***** Supplied records

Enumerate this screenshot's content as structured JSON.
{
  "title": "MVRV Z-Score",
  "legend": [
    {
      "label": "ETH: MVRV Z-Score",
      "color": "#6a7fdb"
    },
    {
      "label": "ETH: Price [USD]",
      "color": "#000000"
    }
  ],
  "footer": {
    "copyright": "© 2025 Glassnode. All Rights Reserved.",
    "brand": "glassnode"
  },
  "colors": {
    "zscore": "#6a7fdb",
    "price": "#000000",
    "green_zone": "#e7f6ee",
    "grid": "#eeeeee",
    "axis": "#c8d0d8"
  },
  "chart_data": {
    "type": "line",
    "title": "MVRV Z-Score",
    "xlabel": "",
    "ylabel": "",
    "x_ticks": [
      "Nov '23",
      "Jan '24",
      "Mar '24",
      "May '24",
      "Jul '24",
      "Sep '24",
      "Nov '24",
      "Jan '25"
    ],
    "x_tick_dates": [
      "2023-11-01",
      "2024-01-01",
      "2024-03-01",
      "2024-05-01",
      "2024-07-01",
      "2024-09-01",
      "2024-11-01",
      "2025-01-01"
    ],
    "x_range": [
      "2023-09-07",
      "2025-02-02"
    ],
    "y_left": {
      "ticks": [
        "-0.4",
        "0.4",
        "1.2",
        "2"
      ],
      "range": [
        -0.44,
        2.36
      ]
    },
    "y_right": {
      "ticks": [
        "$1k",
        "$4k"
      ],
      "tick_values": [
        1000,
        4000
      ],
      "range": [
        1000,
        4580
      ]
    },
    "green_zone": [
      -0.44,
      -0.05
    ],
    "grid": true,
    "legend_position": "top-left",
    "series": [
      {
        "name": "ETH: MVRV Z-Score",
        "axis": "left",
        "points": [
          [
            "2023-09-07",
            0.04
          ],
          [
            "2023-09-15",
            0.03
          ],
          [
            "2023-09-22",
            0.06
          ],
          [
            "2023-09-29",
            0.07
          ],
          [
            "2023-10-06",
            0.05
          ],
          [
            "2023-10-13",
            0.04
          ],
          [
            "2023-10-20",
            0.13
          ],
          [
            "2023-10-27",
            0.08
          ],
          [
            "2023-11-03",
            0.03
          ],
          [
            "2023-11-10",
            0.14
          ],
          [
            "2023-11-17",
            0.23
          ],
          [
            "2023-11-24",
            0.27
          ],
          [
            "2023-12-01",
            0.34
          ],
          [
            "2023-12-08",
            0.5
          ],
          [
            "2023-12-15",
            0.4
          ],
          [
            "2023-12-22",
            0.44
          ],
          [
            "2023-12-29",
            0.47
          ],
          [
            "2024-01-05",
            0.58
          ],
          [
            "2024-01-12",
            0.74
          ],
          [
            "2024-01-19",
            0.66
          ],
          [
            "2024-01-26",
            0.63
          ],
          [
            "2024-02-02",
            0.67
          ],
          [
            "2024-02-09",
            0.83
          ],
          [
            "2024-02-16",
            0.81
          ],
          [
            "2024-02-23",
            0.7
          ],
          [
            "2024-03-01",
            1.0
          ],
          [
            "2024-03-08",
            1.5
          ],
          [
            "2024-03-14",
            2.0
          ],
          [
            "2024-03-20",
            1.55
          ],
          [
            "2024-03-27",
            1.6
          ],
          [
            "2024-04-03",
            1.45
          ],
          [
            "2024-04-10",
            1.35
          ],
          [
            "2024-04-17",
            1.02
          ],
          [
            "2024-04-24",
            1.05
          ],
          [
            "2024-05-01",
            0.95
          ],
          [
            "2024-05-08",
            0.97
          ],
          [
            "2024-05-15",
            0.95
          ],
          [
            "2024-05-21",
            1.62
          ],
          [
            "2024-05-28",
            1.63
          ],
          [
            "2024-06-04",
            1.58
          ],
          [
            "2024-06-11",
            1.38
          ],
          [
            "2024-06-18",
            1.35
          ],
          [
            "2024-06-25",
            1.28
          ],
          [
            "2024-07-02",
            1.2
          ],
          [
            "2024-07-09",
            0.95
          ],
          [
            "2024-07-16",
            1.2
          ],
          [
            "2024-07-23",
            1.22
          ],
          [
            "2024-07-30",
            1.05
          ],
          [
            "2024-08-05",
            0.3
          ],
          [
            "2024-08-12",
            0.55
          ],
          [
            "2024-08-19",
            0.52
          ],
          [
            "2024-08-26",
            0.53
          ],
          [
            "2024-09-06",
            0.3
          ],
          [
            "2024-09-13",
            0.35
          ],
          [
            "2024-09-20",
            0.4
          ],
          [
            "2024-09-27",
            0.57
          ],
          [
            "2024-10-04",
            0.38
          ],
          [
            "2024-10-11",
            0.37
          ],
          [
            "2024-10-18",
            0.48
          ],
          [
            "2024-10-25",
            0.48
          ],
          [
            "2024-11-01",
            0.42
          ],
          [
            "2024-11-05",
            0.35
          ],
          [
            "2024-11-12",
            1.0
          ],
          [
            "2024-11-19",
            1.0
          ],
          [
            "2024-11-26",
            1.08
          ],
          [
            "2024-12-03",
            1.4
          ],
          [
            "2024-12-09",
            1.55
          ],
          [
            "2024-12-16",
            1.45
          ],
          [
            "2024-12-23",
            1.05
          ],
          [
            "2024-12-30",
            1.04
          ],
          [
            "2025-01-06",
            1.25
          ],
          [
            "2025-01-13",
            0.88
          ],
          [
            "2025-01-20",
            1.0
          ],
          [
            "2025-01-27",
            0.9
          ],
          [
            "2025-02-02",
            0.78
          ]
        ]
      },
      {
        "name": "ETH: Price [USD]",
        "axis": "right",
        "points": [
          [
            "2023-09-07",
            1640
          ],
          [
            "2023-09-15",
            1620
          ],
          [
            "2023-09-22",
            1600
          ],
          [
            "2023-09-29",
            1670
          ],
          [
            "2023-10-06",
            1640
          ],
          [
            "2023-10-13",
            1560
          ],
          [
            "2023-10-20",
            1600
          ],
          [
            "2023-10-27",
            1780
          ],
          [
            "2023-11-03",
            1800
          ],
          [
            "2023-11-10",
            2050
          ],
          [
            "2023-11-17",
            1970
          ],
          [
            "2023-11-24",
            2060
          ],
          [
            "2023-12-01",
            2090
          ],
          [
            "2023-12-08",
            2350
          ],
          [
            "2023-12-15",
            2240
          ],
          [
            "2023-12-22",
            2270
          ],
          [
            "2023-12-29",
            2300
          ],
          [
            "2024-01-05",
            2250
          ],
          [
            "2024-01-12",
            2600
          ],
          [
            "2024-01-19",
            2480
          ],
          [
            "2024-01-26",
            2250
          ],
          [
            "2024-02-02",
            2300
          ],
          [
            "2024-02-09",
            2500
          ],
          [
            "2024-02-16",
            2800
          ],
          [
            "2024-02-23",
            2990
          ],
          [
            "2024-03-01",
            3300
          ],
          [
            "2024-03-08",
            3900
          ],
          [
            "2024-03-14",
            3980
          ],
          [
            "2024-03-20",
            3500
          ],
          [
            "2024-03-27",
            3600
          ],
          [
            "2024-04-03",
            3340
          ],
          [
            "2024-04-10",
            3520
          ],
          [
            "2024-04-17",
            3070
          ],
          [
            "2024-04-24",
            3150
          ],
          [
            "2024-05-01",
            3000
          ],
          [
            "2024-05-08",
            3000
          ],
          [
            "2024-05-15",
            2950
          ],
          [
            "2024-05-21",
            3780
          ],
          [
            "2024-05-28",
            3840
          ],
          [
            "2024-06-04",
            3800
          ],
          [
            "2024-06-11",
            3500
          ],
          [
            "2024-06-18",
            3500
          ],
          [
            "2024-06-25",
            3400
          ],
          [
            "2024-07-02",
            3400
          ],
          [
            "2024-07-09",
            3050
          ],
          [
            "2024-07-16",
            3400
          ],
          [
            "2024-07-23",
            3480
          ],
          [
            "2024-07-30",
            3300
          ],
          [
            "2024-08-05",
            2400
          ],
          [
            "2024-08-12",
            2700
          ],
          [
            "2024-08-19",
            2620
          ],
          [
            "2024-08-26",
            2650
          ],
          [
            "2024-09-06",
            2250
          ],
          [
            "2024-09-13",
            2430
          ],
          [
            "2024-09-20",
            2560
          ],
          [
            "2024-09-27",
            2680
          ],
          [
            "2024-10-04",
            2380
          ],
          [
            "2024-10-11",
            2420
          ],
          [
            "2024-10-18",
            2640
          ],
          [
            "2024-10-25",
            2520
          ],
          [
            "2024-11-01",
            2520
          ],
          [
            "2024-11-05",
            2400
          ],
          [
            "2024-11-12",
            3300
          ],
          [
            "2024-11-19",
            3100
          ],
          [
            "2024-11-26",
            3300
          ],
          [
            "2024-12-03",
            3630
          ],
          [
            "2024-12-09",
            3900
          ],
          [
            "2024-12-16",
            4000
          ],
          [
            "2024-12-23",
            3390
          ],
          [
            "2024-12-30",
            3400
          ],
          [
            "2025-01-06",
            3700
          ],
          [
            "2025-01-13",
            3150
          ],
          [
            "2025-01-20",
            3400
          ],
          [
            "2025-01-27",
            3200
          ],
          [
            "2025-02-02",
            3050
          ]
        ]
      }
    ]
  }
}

**********

Locate all lines in the listing above with the word "title". Copy them.

__Correct response__.
  "title": "MVRV Z-Score",
    "title": "MVRV Z-Score",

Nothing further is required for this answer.